SET PROBLEM: Filter the entries that follow, copying every line in which the word "JSON" appears.

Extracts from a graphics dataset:

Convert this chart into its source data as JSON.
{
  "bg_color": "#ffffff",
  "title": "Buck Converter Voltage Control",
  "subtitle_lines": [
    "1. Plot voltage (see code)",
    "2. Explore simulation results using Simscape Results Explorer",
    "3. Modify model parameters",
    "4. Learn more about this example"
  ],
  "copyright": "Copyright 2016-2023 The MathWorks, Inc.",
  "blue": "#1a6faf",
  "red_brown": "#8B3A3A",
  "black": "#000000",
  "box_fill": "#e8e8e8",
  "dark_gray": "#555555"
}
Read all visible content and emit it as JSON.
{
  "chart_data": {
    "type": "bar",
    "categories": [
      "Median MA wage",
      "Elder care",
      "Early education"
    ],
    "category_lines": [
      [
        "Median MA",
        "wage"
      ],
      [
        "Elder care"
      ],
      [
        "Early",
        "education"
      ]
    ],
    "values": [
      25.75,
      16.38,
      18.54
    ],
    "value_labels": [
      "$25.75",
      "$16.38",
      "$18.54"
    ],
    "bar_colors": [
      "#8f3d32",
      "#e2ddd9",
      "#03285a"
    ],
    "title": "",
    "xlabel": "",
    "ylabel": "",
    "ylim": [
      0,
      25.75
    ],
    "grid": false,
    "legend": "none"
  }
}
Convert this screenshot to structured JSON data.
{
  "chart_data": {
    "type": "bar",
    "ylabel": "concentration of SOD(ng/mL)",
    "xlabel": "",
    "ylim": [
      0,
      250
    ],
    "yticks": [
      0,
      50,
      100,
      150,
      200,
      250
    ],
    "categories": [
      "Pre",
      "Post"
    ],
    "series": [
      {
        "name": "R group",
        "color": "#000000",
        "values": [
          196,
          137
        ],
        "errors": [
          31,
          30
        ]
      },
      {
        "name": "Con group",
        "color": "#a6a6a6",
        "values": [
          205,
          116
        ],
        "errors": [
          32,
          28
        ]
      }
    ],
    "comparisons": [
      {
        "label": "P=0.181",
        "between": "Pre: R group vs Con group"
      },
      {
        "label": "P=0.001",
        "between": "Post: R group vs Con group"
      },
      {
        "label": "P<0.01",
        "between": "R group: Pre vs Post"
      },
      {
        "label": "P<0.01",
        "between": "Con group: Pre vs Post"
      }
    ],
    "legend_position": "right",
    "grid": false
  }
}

RESULT BELOW:
Convert this chart into its source data as JSON.
Read all visible content and emit it as JSON.
Convert this screenshot to structured JSON data.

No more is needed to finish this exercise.